--- Start of Dataset extract ---
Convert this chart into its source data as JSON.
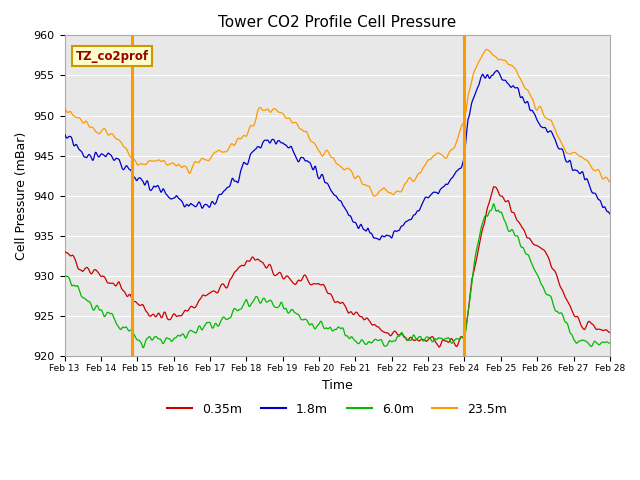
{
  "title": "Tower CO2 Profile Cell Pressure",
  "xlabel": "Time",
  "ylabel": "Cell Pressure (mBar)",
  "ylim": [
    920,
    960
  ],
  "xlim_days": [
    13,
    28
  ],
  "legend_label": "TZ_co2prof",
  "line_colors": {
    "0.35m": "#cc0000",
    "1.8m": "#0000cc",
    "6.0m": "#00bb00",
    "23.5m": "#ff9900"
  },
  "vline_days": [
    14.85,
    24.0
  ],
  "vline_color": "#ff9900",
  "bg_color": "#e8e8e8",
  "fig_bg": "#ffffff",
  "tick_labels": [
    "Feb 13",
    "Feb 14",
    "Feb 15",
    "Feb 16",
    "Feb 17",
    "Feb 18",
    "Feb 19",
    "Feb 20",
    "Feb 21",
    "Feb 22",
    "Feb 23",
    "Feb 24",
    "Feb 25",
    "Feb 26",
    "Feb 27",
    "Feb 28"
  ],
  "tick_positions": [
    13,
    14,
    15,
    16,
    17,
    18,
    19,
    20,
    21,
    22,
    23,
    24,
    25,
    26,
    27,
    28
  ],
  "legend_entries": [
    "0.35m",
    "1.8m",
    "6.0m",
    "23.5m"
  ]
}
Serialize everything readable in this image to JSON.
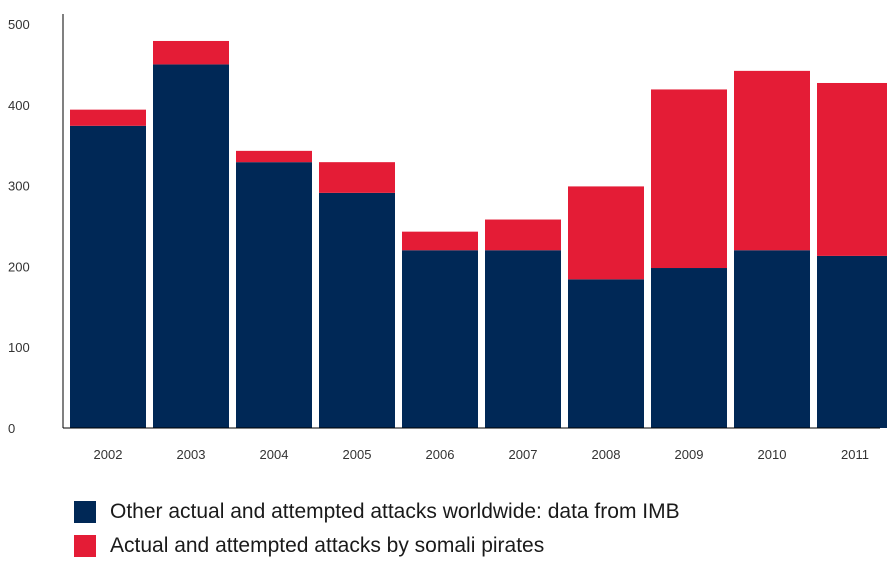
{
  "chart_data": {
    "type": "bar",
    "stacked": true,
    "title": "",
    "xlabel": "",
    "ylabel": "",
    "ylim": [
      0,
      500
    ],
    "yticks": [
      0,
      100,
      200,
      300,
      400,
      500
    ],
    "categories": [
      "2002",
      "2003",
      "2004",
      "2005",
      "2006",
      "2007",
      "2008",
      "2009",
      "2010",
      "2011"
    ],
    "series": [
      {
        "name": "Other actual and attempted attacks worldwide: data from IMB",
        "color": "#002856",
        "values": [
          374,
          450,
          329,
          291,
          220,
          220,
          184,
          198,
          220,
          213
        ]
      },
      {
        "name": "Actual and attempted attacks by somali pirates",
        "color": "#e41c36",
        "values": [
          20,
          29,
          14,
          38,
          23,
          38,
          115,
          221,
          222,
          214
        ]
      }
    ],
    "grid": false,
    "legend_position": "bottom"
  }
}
--- End of Dataset extract ---
--- Start of Dataset extract ---
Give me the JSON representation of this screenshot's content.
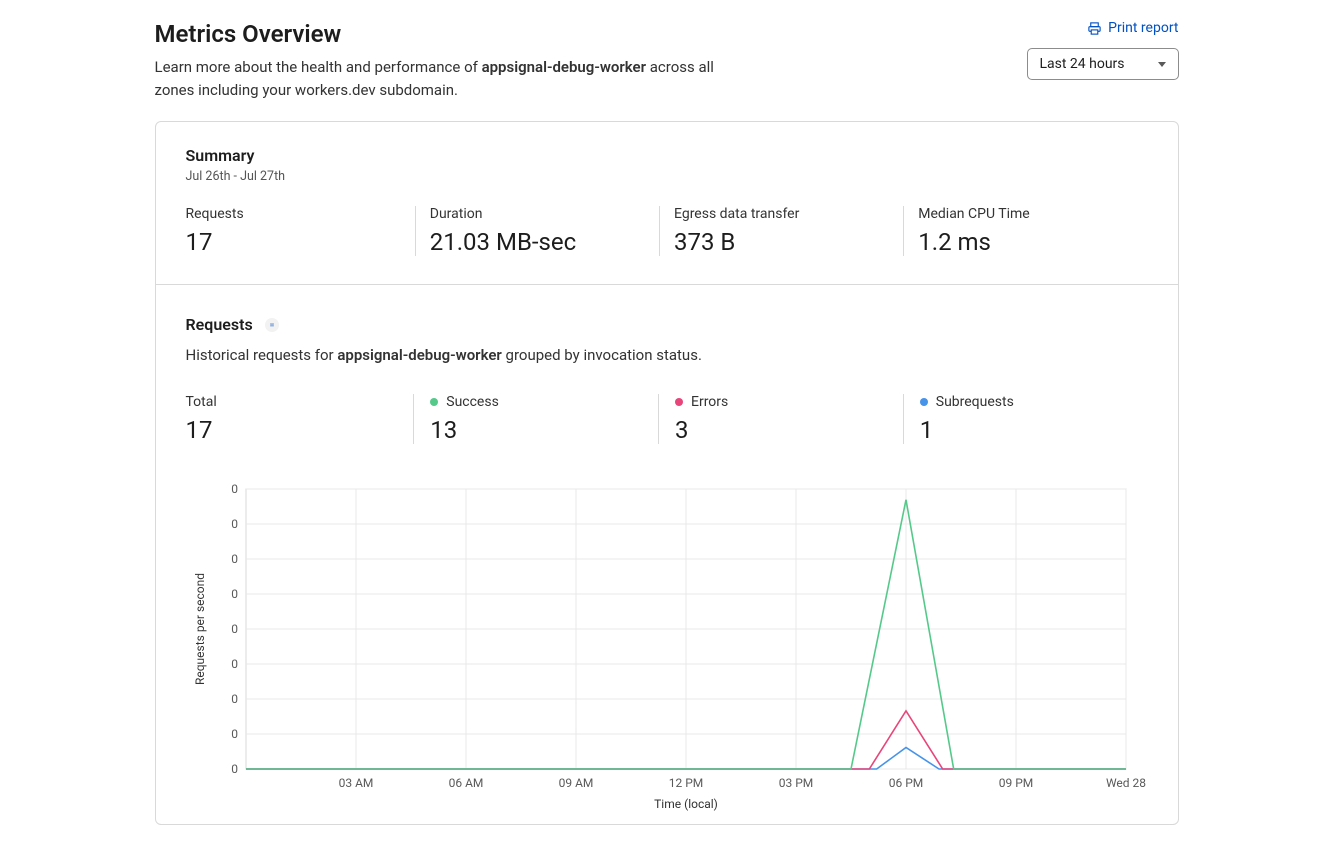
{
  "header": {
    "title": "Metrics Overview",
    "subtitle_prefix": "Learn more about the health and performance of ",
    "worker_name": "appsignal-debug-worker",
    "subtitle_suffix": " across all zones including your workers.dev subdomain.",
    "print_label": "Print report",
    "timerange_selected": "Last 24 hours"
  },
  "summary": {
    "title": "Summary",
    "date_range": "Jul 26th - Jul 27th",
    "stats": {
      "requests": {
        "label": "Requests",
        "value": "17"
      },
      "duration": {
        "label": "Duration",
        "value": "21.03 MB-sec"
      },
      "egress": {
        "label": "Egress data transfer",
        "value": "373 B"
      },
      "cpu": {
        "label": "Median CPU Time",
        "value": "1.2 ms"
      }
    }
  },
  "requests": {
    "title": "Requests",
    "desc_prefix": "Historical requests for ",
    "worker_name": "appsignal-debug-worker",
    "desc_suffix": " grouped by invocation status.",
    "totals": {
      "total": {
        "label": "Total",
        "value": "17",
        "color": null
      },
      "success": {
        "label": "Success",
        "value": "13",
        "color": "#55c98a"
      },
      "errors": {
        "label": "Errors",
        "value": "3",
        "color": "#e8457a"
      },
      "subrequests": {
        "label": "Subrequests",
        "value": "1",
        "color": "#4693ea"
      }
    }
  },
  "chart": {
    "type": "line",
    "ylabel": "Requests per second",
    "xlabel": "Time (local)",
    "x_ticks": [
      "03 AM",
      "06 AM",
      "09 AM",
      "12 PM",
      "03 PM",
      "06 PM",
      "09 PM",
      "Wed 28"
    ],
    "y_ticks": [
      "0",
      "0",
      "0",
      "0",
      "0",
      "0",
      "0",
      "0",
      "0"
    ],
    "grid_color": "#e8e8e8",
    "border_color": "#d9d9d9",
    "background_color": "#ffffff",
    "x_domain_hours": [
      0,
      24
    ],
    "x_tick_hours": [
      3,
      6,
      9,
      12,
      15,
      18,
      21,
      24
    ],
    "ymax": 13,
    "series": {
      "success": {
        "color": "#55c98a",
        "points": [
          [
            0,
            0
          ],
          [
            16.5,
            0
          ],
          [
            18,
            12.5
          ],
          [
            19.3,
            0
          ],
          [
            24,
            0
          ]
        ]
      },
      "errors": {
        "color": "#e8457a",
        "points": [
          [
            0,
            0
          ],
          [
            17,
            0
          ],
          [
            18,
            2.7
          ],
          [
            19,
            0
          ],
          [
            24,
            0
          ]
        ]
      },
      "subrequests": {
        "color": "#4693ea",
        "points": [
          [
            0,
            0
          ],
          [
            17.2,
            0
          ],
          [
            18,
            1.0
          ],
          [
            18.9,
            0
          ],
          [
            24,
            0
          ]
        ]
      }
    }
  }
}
--- End of Dataset extract ---
**Task prompt**
Copy each line of the records containing the string "xlabel".

**Full solution**
  "xlabel": "Time",
    "xlabel": "",
    "xlabel": "Time (local)",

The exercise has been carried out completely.